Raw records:

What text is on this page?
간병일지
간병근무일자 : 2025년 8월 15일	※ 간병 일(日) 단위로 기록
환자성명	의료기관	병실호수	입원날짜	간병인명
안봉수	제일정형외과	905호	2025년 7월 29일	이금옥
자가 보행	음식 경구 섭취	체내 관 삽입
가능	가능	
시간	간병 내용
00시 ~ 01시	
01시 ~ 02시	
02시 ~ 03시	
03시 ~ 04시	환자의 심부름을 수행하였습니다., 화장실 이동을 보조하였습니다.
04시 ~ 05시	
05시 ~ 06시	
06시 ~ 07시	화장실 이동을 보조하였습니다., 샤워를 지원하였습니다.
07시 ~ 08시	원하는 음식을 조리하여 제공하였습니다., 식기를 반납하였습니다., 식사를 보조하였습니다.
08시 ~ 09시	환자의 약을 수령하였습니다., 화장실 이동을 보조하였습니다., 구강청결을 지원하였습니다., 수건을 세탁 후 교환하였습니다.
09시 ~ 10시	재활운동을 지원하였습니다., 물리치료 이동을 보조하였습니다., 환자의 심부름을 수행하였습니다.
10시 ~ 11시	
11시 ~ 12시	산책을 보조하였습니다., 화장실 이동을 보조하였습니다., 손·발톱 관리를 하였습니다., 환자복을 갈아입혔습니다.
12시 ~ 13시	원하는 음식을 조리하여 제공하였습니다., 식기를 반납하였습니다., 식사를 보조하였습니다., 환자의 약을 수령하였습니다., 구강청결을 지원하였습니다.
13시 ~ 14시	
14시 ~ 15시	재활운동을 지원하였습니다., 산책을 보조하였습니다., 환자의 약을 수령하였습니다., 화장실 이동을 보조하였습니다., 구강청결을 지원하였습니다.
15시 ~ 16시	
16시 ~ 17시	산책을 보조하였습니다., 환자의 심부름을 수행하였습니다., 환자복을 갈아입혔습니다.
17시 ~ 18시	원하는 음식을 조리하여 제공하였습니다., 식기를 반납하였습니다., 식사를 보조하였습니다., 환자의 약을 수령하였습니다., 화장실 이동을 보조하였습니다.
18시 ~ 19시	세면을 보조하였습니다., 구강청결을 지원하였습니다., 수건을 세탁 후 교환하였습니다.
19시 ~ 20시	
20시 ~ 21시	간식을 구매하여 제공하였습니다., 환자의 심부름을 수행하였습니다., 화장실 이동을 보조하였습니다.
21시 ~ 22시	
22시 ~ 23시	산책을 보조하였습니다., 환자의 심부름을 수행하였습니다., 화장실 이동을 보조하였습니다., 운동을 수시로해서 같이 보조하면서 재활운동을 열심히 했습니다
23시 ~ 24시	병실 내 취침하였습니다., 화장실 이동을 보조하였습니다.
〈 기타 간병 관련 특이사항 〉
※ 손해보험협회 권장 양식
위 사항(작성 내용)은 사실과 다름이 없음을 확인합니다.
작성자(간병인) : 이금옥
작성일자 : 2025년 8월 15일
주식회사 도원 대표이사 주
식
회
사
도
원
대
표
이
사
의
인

▸ WHAT YOU WILL DO: Set out every line from the material that contains the string "구강청결을".

▸ TASK RESULT:
08시 ~ 09시	환자의 약을 수령하였습니다., 화장실 이동을 보조하였습니다., 구강청결을 지원하였습니다., 수건을 세탁 후 교환하였습니다.
12시 ~ 13시	원하는 음식을 조리하여 제공하였습니다., 식기를 반납하였습니다., 식사를 보조하였습니다., 환자의 약을 수령하였습니다., 구강청결을 지원하였습니다.
14시 ~ 15시	재활운동을 지원하였습니다., 산책을 보조하였습니다., 환자의 약을 수령하였습니다., 화장실 이동을 보조하였습니다., 구강청결을 지원하였습니다.
18시 ~ 19시	세면을 보조하였습니다., 구강청결을 지원하였습니다., 수건을 세탁 후 교환하였습니다.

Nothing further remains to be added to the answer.